REQUIRED WORK - Reproduce the records below in full and exactly, without their images.

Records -
* Start *
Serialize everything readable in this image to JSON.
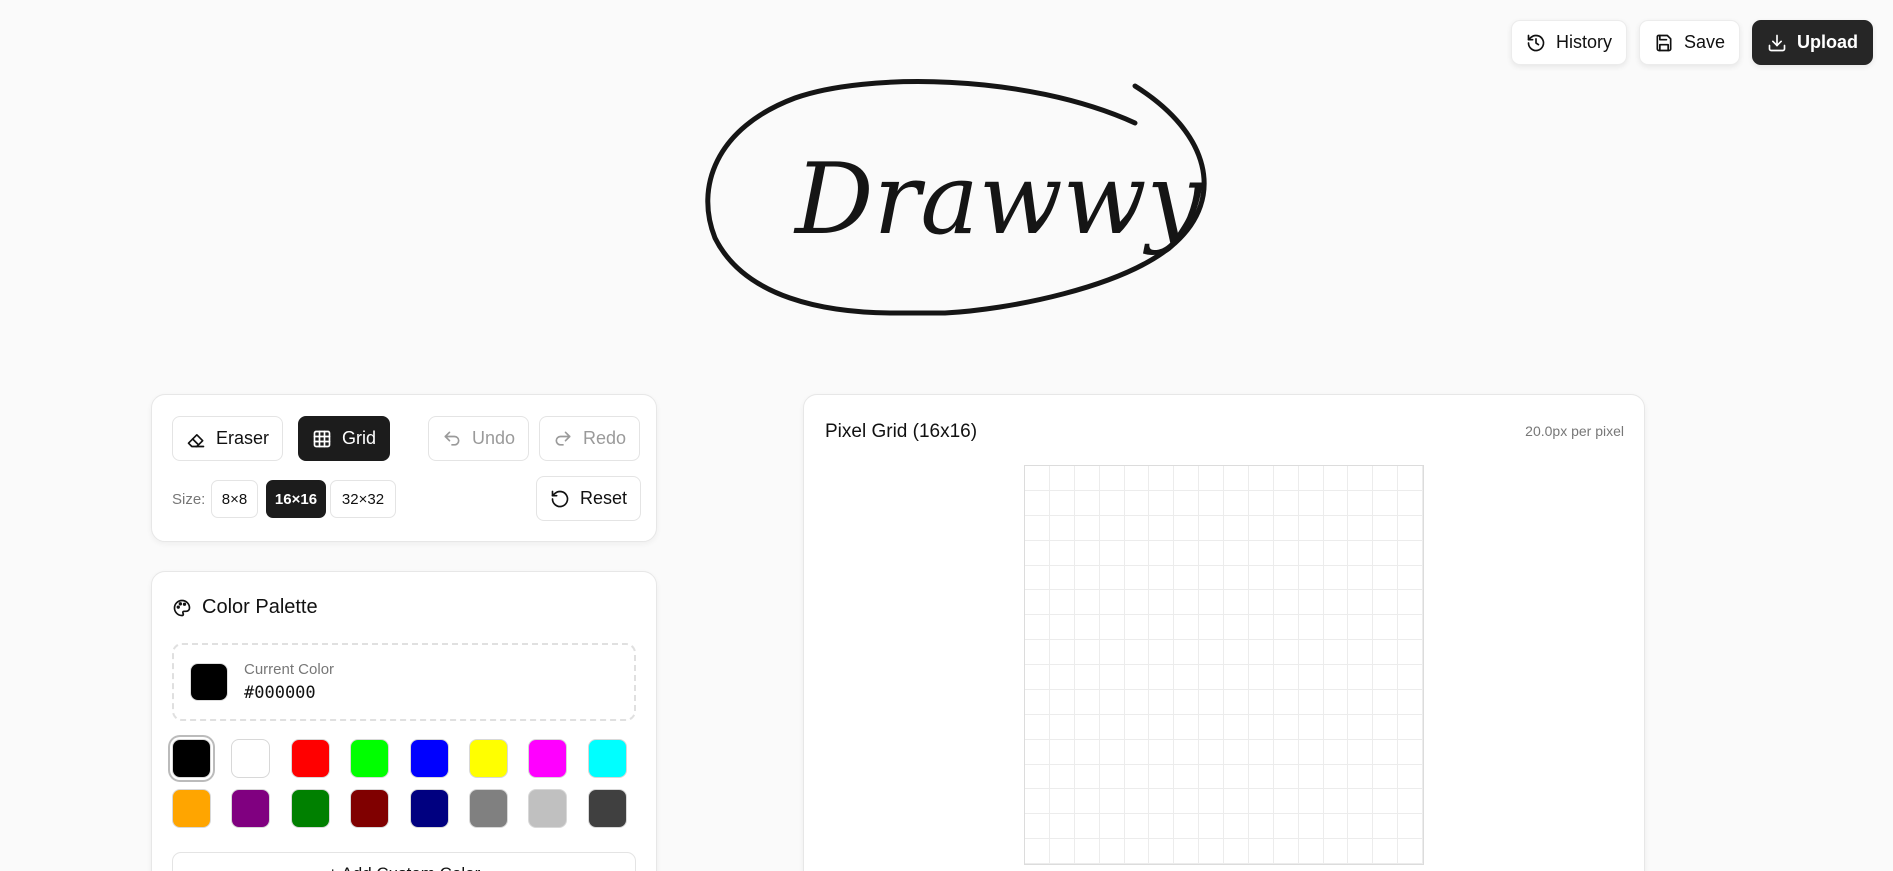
{
  "top_actions": {
    "history_label": "History",
    "save_label": "Save",
    "upload_label": "Upload"
  },
  "logo": {
    "text": "Drawwy"
  },
  "toolbar": {
    "eraser_label": "Eraser",
    "grid_label": "Grid",
    "undo_label": "Undo",
    "redo_label": "Redo",
    "size_label": "Size:",
    "sizes": [
      "8×8",
      "16×16",
      "32×32"
    ],
    "active_size": "16×16",
    "reset_label": "Reset"
  },
  "palette": {
    "title": "Color Palette",
    "current_label": "Current Color",
    "current_hex": "#000000",
    "colors": [
      "#000000",
      "#ffffff",
      "#ff0000",
      "#00ff00",
      "#0000ff",
      "#ffff00",
      "#ff00ff",
      "#00ffff",
      "#ffa500",
      "#800080",
      "#008000",
      "#800000",
      "#000080",
      "#808080",
      "#c0c0c0",
      "#404040"
    ],
    "add_label": "+ Add Custom Color"
  },
  "grid": {
    "title": "Pixel Grid (16x16)",
    "scale": "20.0px per pixel",
    "cells": 16
  }
}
* End *
WRITTEN SOLUTION -
Serialize everything readable in this image to JSON.
{
  "top_actions": {
    "history_label": "History",
    "save_label": "Save",
    "upload_label": "Upload"
  },
  "logo": {
    "text": "Drawwy"
  },
  "toolbar": {
    "eraser_label": "Eraser",
    "grid_label": "Grid",
    "undo_label": "Undo",
    "redo_label": "Redo",
    "size_label": "Size:",
    "sizes": [
      "8×8",
      "16×16",
      "32×32"
    ],
    "active_size": "16×16",
    "reset_label": "Reset"
  },
  "palette": {
    "title": "Color Palette",
    "current_label": "Current Color",
    "current_hex": "#000000",
    "colors": [
      "#000000",
      "#ffffff",
      "#ff0000",
      "#00ff00",
      "#0000ff",
      "#ffff00",
      "#ff00ff",
      "#00ffff",
      "#ffa500",
      "#800080",
      "#008000",
      "#800000",
      "#000080",
      "#808080",
      "#c0c0c0",
      "#404040"
    ],
    "add_label": "+ Add Custom Color"
  },
  "grid": {
    "title": "Pixel Grid (16x16)",
    "scale": "20.0px per pixel",
    "cells": 16
  }
}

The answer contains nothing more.